----- Dataset content
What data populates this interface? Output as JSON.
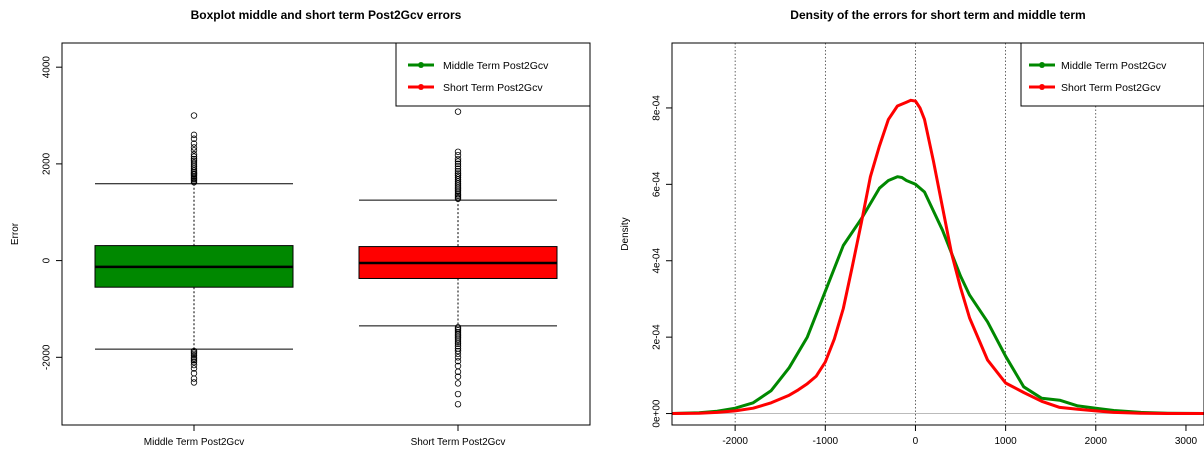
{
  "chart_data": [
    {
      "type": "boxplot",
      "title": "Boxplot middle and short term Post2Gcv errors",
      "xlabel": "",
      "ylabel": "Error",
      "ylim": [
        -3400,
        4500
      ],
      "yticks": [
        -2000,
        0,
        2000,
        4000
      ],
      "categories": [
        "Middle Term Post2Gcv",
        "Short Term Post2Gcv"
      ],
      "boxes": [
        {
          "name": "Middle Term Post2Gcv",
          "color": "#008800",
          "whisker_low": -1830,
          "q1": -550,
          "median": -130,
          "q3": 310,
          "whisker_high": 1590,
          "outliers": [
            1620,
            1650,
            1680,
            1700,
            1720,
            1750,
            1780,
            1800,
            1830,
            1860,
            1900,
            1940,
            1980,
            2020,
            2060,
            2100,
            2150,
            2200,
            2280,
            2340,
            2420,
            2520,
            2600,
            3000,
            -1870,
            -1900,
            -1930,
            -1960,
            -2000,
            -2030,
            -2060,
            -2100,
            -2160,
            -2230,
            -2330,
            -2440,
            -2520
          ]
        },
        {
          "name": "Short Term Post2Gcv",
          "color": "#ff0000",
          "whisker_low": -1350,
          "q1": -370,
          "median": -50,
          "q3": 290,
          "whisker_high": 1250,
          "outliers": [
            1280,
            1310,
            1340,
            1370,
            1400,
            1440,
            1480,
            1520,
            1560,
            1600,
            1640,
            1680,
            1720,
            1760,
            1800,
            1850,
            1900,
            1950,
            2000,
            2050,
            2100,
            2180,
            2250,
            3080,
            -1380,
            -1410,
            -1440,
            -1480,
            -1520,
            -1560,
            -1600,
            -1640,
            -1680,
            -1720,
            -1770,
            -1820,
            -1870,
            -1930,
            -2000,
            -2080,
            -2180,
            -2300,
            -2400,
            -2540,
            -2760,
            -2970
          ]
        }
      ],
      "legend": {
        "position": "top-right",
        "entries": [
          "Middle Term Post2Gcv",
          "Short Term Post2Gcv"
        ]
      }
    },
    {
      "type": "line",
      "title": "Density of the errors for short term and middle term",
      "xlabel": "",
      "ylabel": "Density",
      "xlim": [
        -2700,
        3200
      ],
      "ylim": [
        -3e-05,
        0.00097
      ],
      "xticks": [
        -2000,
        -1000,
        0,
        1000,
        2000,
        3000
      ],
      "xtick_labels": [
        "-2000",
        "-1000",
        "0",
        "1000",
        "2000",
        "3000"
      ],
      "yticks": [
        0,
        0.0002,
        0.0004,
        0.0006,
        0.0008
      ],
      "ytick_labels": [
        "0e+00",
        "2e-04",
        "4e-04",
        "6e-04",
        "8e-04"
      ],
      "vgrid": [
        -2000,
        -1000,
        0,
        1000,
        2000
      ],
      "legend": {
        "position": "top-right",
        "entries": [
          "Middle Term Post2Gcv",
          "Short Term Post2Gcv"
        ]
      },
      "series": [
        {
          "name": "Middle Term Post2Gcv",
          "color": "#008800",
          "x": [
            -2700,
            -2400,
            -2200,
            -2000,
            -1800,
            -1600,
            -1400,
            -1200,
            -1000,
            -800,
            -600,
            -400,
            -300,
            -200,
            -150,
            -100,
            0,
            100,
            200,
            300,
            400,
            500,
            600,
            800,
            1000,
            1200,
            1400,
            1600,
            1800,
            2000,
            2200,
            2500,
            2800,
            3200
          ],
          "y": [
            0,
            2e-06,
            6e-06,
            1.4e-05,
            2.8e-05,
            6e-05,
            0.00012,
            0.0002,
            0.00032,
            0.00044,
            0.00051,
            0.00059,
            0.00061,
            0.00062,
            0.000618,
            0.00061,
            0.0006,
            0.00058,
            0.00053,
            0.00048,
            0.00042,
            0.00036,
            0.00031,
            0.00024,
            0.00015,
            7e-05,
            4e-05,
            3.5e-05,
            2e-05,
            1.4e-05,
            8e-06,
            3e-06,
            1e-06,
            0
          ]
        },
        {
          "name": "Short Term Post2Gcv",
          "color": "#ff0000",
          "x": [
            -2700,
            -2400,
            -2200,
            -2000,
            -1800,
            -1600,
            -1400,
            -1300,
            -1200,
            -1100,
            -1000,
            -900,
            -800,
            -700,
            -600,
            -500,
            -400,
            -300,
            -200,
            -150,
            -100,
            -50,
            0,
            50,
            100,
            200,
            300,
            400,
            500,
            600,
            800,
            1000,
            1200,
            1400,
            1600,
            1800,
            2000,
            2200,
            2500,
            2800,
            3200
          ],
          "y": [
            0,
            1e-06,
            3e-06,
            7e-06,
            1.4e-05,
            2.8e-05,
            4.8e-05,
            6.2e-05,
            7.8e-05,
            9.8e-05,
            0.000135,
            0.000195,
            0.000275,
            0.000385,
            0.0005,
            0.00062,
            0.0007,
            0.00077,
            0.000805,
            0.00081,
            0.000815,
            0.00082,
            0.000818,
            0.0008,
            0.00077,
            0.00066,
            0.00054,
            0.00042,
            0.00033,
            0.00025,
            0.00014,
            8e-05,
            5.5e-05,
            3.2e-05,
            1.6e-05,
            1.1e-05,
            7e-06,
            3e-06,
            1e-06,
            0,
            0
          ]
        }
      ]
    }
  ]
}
----------
# Problem details
Check every line of the data above for the string "Density", and copy those that have it.

# Answer in full
      "title": "Density of the errors for short term and middle term",
      "ylabel": "Density",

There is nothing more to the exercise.